* **Consigne 1**
Reproduisez fidèlement le passage de l'extrait sur Columbus qui commence par les mots contenant « On s’y installe » et se termine par « de guerre civile. ».
* **Consigne 2**
Poursuivez l'extrait sur Columbus à partir de sa dernière phrase.

Etats -Unis: un climat de plus en plus délétère
A quelques semaines du scrutin présidentiel aux Etats-Unis, l’historien Bruno Cabanes et le professeur de littérature Benjamin Hoffmann, tous deux Français et enseignants dans l’Ohio, s’alarment, dans une tribune au « Monde », des divisions, prémices de la « guerre civile », qui se sont accrues dans le pays.
Connaissez-vous Columbus ? Cette ville de 900 000 habitants, la quatorzième des Etats-Unis avant San Francisco, est la capitale de l’Etat de l’Ohio. En France, elle viendrait entre Paris et Marseille. Nous y vivons depuis le milieu des années 2010, durant lesquelles nous l’avons vue s’épanouir. Contrairement à d’autres agglomérations du Midwest, figées dans cette « ceinture de la rouille » qui s’étend de l’Etat de New York au Wisconsin, Columbus prospère, s’agrandit.
On s’y installe pour travailler dans les assurances, la recherche médicale ou la mode, dans les nouvelles technologies ou pour notre université, The Ohio State University, l’une des plus vastes institutions académiques du pays. Avec ses 60 000 étudiants, sa dotation de 5 milliards de dollars (4,2 milliards d’euros) et sa célèbre équipe de football américain, le campus fait la fierté de l’Ohio.
Nombreux sont ceux qui y envoient leurs enfants étudier après eux, même s’il se murmure qu’elle deviendrait l’un de ces bastions de gauche qui endoctrinent la jeunesse. En 2016, les habitants de l’agglomération votaient à près de 60 % pour Hillary Clinton ; avec 51,3 % des voix, Donald Trump remportait l’Ohio. Quatre ans plus tard, il y règne comme un parfum de guerre civile.

[Entrées tirées d'une collection]

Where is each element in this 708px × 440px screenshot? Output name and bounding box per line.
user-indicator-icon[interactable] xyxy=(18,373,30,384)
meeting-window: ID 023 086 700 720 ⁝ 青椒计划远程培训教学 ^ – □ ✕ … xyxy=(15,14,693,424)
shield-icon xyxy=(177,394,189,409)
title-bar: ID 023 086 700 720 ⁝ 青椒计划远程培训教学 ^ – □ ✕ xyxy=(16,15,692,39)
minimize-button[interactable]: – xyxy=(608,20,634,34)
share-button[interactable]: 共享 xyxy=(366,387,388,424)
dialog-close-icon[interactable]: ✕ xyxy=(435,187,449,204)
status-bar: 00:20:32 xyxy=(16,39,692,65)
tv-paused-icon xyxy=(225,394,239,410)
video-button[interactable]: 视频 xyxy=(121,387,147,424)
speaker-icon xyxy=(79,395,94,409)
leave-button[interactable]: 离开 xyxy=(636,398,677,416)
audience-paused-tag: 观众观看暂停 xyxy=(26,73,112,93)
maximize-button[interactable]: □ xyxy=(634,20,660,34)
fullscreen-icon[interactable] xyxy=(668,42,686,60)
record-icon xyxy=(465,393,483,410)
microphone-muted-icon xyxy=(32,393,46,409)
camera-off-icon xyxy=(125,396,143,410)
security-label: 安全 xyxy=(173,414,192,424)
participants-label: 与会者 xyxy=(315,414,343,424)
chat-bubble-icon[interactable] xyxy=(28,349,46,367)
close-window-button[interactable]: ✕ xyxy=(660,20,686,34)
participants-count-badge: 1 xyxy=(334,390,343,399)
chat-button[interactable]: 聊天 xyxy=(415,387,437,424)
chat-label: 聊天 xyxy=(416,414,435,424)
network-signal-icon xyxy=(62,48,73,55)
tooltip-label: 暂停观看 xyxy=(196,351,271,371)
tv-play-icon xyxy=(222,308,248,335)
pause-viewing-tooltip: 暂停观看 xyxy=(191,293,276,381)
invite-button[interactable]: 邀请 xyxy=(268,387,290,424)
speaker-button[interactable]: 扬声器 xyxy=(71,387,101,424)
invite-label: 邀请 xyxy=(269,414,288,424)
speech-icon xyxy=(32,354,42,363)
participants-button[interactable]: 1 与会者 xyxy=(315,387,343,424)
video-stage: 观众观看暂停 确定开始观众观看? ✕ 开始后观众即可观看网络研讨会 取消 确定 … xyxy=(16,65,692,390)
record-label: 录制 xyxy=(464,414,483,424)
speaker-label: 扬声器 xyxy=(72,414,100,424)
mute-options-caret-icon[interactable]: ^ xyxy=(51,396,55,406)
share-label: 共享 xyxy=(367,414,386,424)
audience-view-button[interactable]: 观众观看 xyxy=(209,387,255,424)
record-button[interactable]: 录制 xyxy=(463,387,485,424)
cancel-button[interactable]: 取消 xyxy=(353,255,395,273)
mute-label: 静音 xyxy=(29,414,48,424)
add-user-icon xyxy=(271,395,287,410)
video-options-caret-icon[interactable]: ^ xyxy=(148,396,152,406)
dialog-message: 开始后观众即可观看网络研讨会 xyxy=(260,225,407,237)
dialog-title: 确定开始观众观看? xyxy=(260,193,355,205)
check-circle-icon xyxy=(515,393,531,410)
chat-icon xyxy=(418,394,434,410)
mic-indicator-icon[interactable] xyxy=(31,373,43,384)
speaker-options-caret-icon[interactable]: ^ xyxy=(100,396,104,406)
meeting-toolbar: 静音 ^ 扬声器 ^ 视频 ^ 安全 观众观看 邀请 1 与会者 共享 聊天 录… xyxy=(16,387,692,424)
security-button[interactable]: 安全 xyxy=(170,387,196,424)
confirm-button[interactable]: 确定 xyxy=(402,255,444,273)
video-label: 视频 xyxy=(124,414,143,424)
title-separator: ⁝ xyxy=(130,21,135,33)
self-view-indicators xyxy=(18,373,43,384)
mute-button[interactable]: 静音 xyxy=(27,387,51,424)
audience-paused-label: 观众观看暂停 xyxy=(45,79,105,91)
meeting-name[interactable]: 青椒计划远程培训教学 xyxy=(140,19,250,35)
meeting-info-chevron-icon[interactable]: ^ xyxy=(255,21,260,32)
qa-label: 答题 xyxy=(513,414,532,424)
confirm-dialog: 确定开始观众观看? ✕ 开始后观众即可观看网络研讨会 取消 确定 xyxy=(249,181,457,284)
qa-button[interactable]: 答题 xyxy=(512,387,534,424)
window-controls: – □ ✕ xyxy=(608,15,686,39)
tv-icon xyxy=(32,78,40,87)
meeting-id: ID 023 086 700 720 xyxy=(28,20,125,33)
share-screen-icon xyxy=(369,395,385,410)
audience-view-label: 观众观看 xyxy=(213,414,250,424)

* **Réponse 1**
On s’y installe pour travailler dans les assurances, la recherche médicale ou la mode, dans les nouvelles technologies ou pour notre université, The Ohio State University, l’une des plus vastes institutions académiques du pays. Avec ses 60 000 étudiants, sa dotation de 5 milliards de dollars (4,2 milliards d’euros) et sa célèbre équipe de football américain, le campus fait la fierté de l’Ohio.
Nombreux sont ceux qui y envoient leurs enfants étudier après eux, même s’il se murmure qu’elle deviendrait l’un de ces bastions de gauche qui endoctrinent la jeunesse. En 2016, les habitants de l’agglomération votaient à près de 60 % pour Hillary Clinton ; avec 51,3 % des voix, Donald Trump remportait l’Ohio. Quatre ans plus tard, il y règne comme un parfum de guerre civile.

* **Réponse 2**
Prenez Bexley, cette banlieue aisée à deux pas de Columbus. Rares sont les habitants qui se disent partisans de Donald Trump. Face aux maisons, pourtant, des panneaux en l’honneur de la police locale sont apparus au moment même où le meurtre de George Floyd déclenchait une dénonciation collective du racisme « systémique » des forces de l’ordre.
C’est aussi à Bexley que réside la Dre Amy Acton, qui joua un rôle de conseillère auprès du gouverneur Mike DeWine, au début de l’épidémie de Covid-19, en défendant la fermeture temporaire des restaurants et des bars. Harcelée par des manifestations devant son domicile et des menaces contre sa famille, elle a été contrainte de démissionner, en juin, après que des milices armées de fusils automatiques eurent convergé vers l’Ohio Statehouse. D’autres pancartes ont alors célébré le « Dr Amy Acton Fan Club ».
A Hilliard, située entre Columbus et les vastes champs qui courent à l’ouest, les opinions sont déjà moins homogènes. C’est l’un de ces espaces suburbains que les républicains disputent à leurs adversaires en les accusant de vouloir y introduire davantage de mixité ethnique et sociale. En se toisant, les noms Trump et Biden mettent à mal l’utopie d’un habitat apaisé à l’écart de la métropole.